◆ **Task**
Give every line back verbatim, dropping all images.

[Saved entries]
==========
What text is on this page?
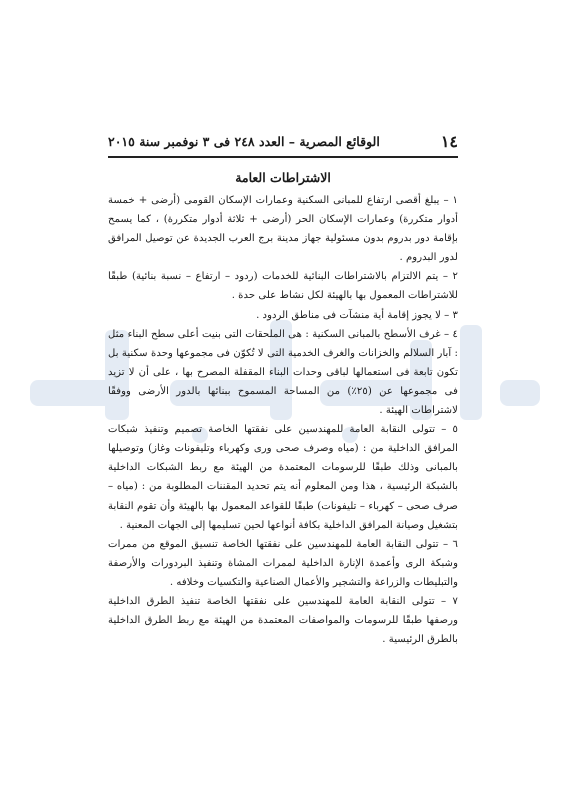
١٤
الوقائع المصرية – العدد ٢٤٨ فى ٣ نوفمبر سنة ٢٠١٥
الاشتراطات العامة

١ – يبلغ أقصى ارتفاع للمبانى السكنية وعمارات الإسكان القومى (أرضى + خمسة أدوار متكررة) وعمارات الإسكان الحر (أرضى + ثلاثة أدوار متكررة) ، كما يسمح بإقامة دور بدروم بدون مسئولية جهاز مدينة برج العرب الجديدة عن توصيل المرافق لدور البدروم .

٢ – يتم الالتزام بالاشتراطات البنائية للخدمات (ردود – ارتفاع – نسبة بنائية) طبقًا للاشتراطات المعمول بها بالهيئة لكل نشاط على حدة .

٣ – لا يجوز إقامة أية منشآت فى مناطق الردود .

٤ – غرف الأسطح بالمبانى السكنية : هى الملحقات التى بنيت أعلى سطح البناء مثل : آبار السلالم والخزانات والغرف الخدمية التى لا تُكوّن فى مجموعها وحدة سكنية بل تكون تابعة فى استعمالها لباقى وحدات البناء المقفلة المصرح بها ، على أن لا تزيد فى مجموعها عن (٢٥٪) من المساحة المسموح ببنائها بالدور الأرضى ووفقًا لاشتراطات الهيئة .

٥ – تتولى النقابة العامة للمهندسين على نفقتها الخاصة تصميم وتنفيذ شبكات المرافق الداخلية من : (مياه وصرف صحى ورى وكهرباء وتليفونات وغاز) وتوصيلها بالمبانى وذلك طبقًا للرسومات المعتمدة من الهيئة مع ربط الشبكات الداخلية بالشبكة الرئيسية ، هذا ومن المعلوم أنه يتم تحديد المقننات المطلوبة من : (مياه – صرف صحى – كهرباء – تليفونات) طبقًا للقواعد المعمول بها بالهيئة وأن تقوم النقابة بتشغيل وصيانة المرافق الداخلية بكافة أنواعها لحين تسليمها إلى الجهات المعنية .

٦ – تتولى النقابة العامة للمهندسين على نفقتها الخاصة تنسيق الموقع من ممرات وشبكة الرى وأعمدة الإنارة الداخلية لممرات المشاة وتنفيذ البردورات والأرصفة والتبليطات والزراعة والتشجير والأعمال الصناعية والتكسيات وخلافه .

٧ – تتولى النقابة العامة للمهندسين على نفقتها الخاصة تنفيذ الطرق الداخلية ورصفها طبقًا للرسومات والمواصفات المعتمدة من الهيئة مع ربط الطرق الداخلية بالطرق الرئيسية .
==========
◆ **Result**
What text is on this page?
١٤
الوقائع المصرية – العدد ٢٤٨ فى ٣ نوفمبر سنة ٢٠١٥
الاشتراطات العامة

١ – يبلغ أقصى ارتفاع للمبانى السكنية وعمارات الإسكان القومى (أرضى + خمسة أدوار متكررة) وعمارات الإسكان الحر (أرضى + ثلاثة أدوار متكررة) ، كما يسمح بإقامة دور بدروم بدون مسئولية جهاز مدينة برج العرب الجديدة عن توصيل المرافق لدور البدروم .

٢ – يتم الالتزام بالاشتراطات البنائية للخدمات (ردود – ارتفاع – نسبة بنائية) طبقًا للاشتراطات المعمول بها بالهيئة لكل نشاط على حدة .

٣ – لا يجوز إقامة أية منشآت فى مناطق الردود .

٤ – غرف الأسطح بالمبانى السكنية : هى الملحقات التى بنيت أعلى سطح البناء مثل : آبار السلالم والخزانات والغرف الخدمية التى لا تُكوّن فى مجموعها وحدة سكنية بل تكون تابعة فى استعمالها لباقى وحدات البناء المقفلة المصرح بها ، على أن لا تزيد فى مجموعها عن (٢٥٪) من المساحة المسموح ببنائها بالدور الأرضى ووفقًا لاشتراطات الهيئة .

٥ – تتولى النقابة العامة للمهندسين على نفقتها الخاصة تصميم وتنفيذ شبكات المرافق الداخلية من : (مياه وصرف صحى ورى وكهرباء وتليفونات وغاز) وتوصيلها بالمبانى وذلك طبقًا للرسومات المعتمدة من الهيئة مع ربط الشبكات الداخلية بالشبكة الرئيسية ، هذا ومن المعلوم أنه يتم تحديد المقننات المطلوبة من : (مياه – صرف صحى – كهرباء – تليفونات) طبقًا للقواعد المعمول بها بالهيئة وأن تقوم النقابة بتشغيل وصيانة المرافق الداخلية بكافة أنواعها لحين تسليمها إلى الجهات المعنية .

٦ – تتولى النقابة العامة للمهندسين على نفقتها الخاصة تنسيق الموقع من ممرات وشبكة الرى وأعمدة الإنارة الداخلية لممرات المشاة وتنفيذ البردورات والأرصفة والتبليطات والزراعة والتشجير والأعمال الصناعية والتكسيات وخلافه .

٧ – تتولى النقابة العامة للمهندسين على نفقتها الخاصة تنفيذ الطرق الداخلية ورصفها طبقًا للرسومات والمواصفات المعتمدة من الهيئة مع ربط الطرق الداخلية بالطرق الرئيسية .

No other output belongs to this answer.